Arrange the records as a Markdown table with the columns Row and Line, starting at the first line of the records and ending at the line that contains "colorbar-tick-label: 30 —". Give each line its row number, and leave out blank lines.

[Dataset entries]
■ ■ ■ ■ ■

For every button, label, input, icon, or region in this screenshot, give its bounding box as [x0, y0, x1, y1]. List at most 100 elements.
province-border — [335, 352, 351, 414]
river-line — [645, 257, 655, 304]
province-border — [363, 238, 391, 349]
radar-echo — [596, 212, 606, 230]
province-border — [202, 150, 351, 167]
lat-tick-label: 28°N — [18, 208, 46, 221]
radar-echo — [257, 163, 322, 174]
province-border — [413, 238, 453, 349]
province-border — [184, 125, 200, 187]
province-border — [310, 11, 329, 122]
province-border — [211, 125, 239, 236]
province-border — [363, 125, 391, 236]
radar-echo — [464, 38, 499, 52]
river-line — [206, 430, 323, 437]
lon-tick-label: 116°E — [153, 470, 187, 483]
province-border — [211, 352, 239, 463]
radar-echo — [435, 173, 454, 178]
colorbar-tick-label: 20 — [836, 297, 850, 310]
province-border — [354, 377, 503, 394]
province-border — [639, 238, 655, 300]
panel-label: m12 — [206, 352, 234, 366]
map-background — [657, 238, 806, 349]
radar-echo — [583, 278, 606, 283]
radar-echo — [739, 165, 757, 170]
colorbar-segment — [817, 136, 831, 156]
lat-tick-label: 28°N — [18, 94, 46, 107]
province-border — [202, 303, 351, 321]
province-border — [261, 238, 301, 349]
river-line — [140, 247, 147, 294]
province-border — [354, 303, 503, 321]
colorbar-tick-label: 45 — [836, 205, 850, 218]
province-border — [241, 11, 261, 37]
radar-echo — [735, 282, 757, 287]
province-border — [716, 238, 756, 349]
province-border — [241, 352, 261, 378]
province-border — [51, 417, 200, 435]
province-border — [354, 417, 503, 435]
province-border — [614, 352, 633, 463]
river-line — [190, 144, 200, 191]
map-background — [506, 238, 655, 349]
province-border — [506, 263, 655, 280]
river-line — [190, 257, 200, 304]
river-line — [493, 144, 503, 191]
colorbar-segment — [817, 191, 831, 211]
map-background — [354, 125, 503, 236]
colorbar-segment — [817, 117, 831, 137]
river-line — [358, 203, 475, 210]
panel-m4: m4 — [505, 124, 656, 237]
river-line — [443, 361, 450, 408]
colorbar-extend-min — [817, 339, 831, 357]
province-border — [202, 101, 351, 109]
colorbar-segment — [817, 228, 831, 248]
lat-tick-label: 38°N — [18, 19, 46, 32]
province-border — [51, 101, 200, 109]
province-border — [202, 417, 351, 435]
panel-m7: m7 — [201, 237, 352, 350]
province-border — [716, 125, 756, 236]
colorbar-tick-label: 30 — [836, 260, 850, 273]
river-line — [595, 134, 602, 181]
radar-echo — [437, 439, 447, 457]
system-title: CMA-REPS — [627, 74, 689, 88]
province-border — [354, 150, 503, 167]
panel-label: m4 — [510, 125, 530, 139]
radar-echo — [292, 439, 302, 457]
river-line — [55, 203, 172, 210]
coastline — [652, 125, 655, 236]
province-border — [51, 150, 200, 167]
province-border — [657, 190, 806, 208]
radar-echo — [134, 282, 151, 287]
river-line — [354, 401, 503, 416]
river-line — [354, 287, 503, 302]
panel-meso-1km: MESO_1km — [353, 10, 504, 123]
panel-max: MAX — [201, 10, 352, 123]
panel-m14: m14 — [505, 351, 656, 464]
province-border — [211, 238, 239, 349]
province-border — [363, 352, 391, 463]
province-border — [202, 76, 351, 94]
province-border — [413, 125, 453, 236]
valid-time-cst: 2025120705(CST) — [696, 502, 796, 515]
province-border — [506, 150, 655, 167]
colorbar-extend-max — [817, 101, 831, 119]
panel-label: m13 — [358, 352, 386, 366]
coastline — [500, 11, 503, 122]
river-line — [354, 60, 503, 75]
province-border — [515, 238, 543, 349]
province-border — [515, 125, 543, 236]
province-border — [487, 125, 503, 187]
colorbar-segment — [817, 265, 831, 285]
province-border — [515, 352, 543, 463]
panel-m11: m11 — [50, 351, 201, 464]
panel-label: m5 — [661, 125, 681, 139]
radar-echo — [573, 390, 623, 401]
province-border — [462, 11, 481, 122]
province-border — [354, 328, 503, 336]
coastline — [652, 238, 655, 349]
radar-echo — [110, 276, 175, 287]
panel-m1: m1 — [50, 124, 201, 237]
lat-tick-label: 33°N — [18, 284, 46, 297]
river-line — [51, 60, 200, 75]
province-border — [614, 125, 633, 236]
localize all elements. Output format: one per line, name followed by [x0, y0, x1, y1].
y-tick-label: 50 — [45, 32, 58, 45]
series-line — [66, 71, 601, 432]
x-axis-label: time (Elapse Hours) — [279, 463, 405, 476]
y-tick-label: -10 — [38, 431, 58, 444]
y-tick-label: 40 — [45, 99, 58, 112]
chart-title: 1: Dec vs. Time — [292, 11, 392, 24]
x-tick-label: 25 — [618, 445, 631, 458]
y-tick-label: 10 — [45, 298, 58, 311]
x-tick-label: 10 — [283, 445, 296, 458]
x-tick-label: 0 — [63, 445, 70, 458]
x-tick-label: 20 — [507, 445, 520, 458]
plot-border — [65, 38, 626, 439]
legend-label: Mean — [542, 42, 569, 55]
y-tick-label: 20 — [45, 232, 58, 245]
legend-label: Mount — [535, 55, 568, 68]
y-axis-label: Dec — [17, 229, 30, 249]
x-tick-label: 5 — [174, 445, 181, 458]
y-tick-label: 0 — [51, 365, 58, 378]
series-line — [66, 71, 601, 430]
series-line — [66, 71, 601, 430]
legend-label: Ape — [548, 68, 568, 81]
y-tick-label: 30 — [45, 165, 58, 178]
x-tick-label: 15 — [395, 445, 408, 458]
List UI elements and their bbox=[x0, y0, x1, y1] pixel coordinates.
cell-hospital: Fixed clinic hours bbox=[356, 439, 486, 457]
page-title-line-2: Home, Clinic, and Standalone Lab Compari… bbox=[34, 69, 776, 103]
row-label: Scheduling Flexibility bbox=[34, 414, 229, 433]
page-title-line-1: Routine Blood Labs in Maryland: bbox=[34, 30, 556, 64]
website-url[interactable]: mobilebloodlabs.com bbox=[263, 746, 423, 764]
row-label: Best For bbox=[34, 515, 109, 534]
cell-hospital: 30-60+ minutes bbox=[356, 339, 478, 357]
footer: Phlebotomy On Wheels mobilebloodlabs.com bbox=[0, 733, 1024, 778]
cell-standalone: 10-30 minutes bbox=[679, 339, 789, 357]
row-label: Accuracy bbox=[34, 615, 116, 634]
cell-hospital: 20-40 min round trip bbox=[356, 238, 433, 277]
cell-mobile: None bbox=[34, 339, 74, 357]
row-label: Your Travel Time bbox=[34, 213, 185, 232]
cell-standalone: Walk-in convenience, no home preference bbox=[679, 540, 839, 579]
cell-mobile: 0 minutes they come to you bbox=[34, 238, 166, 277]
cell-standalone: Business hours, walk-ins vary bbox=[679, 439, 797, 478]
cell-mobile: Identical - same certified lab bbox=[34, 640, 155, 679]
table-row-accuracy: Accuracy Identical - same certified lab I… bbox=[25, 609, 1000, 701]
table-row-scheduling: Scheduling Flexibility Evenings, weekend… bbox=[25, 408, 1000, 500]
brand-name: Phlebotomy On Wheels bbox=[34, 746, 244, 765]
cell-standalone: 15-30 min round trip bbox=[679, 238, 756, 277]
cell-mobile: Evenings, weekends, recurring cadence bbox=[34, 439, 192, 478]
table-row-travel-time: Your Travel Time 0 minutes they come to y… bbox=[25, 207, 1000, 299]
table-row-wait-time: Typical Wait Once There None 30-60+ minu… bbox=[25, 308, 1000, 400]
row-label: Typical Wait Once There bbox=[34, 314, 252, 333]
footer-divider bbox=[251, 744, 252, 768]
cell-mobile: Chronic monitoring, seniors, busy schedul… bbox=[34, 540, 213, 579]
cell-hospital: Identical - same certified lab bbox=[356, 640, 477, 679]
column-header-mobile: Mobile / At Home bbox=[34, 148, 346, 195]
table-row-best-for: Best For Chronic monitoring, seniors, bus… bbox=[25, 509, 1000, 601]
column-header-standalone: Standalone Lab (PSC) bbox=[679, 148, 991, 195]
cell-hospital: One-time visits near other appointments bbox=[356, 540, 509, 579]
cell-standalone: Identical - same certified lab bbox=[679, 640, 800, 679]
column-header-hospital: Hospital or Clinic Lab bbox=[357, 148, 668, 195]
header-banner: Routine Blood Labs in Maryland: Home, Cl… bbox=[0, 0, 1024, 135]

■ ■ ■ ■ ■

■ Solution for this task:
| Row | Line |
|---|---|
| 1 | For every button, label, input, icon, or region in this screenshot, give its bounding box as [x0, y0, x1, y1]. List at most 100 elements. |
| 2 | province-border — [335, 352, 351, 414] |
| 3 | river-line — [645, 257, 655, 304] |
| 4 | province-border — [363, 238, 391, 349] |
| 5 | radar-echo — [596, 212, 606, 230] |
| 6 | province-border — [202, 150, 351, 167] |
| 7 | lat-tick-label: 28°N — [18, 208, 46, 221] |
| 8 | radar-echo — [257, 163, 322, 174] |
| 9 | province-border — [413, 238, 453, 349] |
| 10 | province-border — [184, 125, 200, 187] |
| 11 | province-border — [310, 11, 329, 122] |
| 12 | province-border — [211, 125, 239, 236] |
| 13 | province-border — [363, 125, 391, 236] |
| 14 | radar-echo — [464, 38, 499, 52] |
| 15 | river-line — [206, 430, 323, 437] |
| 16 | lon-tick-label: 116°E — [153, 470, 187, 483] |
| 17 | province-border — [211, 352, 239, 463] |
| 18 | radar-echo — [435, 173, 454, 178] |
| 19 | colorbar-tick-label: 20 — [836, 297, 850, 310] |
| 20 | province-border — [354, 377, 503, 394] |
| 21 | province-border — [639, 238, 655, 300] |
| 22 | panel-label: m12 — [206, 352, 234, 366] |
| 23 | map-background — [657, 238, 806, 349] |
| 24 | radar-echo — [583, 278, 606, 283] |
| 25 | radar-echo — [739, 165, 757, 170] |
| 26 | colorbar-segment — [817, 136, 831, 156] |
| 27 | lat-tick-label: 28°N — [18, 94, 46, 107] |
| 28 | province-border — [202, 303, 351, 321] |
| 29 | province-border — [261, 238, 301, 349] |
| 30 | river-line — [140, 247, 147, 294] |
| 31 | province-border — [354, 303, 503, 321] |
| 32 | colorbar-tick-label: 45 — [836, 205, 850, 218] |
| 33 | province-border — [241, 11, 261, 37] |
| 34 | radar-echo — [735, 282, 757, 287] |
| 35 | province-border — [716, 238, 756, 349] |
| 36 | province-border — [241, 352, 261, 378] |
| 37 | province-border — [51, 417, 200, 435] |
| 38 | province-border — [354, 417, 503, 435] |
| 39 | province-border — [614, 352, 633, 463] |
| 40 | river-line — [190, 144, 200, 191] |
| 41 | map-background — [506, 238, 655, 349] |
| 42 | province-border — [506, 263, 655, 280] |
| 43 | river-line — [190, 257, 200, 304] |
| 44 | river-line — [493, 144, 503, 191] |
| 45 | colorbar-segment — [817, 191, 831, 211] |
| 46 | map-background — [354, 125, 503, 236] |
| 47 | colorbar-segment — [817, 117, 831, 137] |
| 48 | river-line — [358, 203, 475, 210] |
| 49 | panel-m4: m4 — [505, 124, 656, 237] |
| 50 | river-line — [443, 361, 450, 408] |
| 51 | colorbar-extend-min — [817, 339, 831, 357] |
| 52 | province-border — [202, 101, 351, 109] |
| 53 | colorbar-segment — [817, 228, 831, 248] |
| 54 | lat-tick-label: 38°N — [18, 19, 46, 32] |
| 55 | province-border — [51, 101, 200, 109] |
| 56 | province-border — [202, 417, 351, 435] |
| 57 | panel-m7: m7 — [201, 237, 352, 350] |
| 58 | province-border — [716, 125, 756, 236] |
| 59 | colorbar-tick-label: 30 — [836, 260, 850, 273] |